**PROBLEM REQUIREMENTS**
From the listing that follows, output everything exactly except the pictures.

**RECORDED DATA**
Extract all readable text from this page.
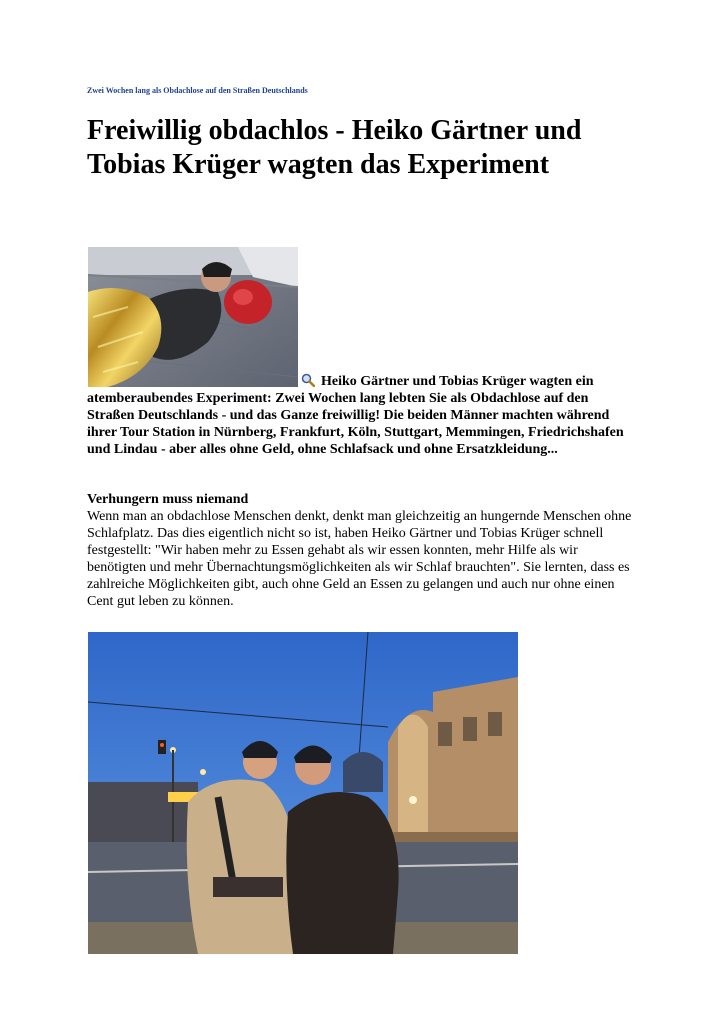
Zwei Wochen lang als Obdachlose auf den Straßen Deutschlands
Freiwillig obdachlos - Heiko Gärtner und Tobias Krüger wagten das Experiment
Heiko Gärtner und Tobias Krüger wagten ein atemberaubendes Experiment: Zwei Wochen lang lebten Sie als Obdachlose auf den Straßen Deutschlands - und das Ganze freiwillig! Die beiden Männer machten während ihrer Tour Station in Nürnberg, Frankfurt, Köln, Stuttgart, Memmingen, Friedrichshafen und Lindau - aber alles ohne Geld, ohne Schlafsack und ohne Ersatzkleidung...
Verhungern muss niemand
Wenn man an obdachlose Menschen denkt, denkt man gleichzeitig an hungernde Menschen ohne Schlafplatz. Das dies eigentlich nicht so ist, haben Heiko Gärtner und Tobias Krüger schnell festgestellt: "Wir haben mehr zu Essen gehabt als wir essen konnten, mehr Hilfe als wir benötigten und mehr Übernachtungsmöglichkeiten als wir Schlaf brauchten". Sie lernten, dass es zahlreiche Möglichkeiten gibt, auch ohne Geld an Essen zu gelangen und auch nur ohne einen Cent gut leben zu können.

**FINISHED TASK**
Extract all readable text from this page.
Zwei Wochen lang als Obdachlose auf den Straßen Deutschlands
Freiwillig obdachlos - Heiko Gärtner und Tobias Krüger wagten das Experiment
Heiko Gärtner und Tobias Krüger wagten ein atemberaubendes Experiment: Zwei Wochen lang lebten Sie als Obdachlose auf den Straßen Deutschlands - und das Ganze freiwillig! Die beiden Männer machten während ihrer Tour Station in Nürnberg, Frankfurt, Köln, Stuttgart, Memmingen, Friedrichshafen und Lindau - aber alles ohne Geld, ohne Schlafsack und ohne Ersatzkleidung...
Verhungern muss niemand
Wenn man an obdachlose Menschen denkt, denkt man gleichzeitig an hungernde Menschen ohne Schlafplatz. Das dies eigentlich nicht so ist, haben Heiko Gärtner und Tobias Krüger schnell festgestellt: "Wir haben mehr zu Essen gehabt als wir essen konnten, mehr Hilfe als wir benötigten und mehr Übernachtungsmöglichkeiten als wir Schlaf brauchten". Sie lernten, dass es zahlreiche Möglichkeiten gibt, auch ohne Geld an Essen zu gelangen und auch nur ohne einen Cent gut leben zu können.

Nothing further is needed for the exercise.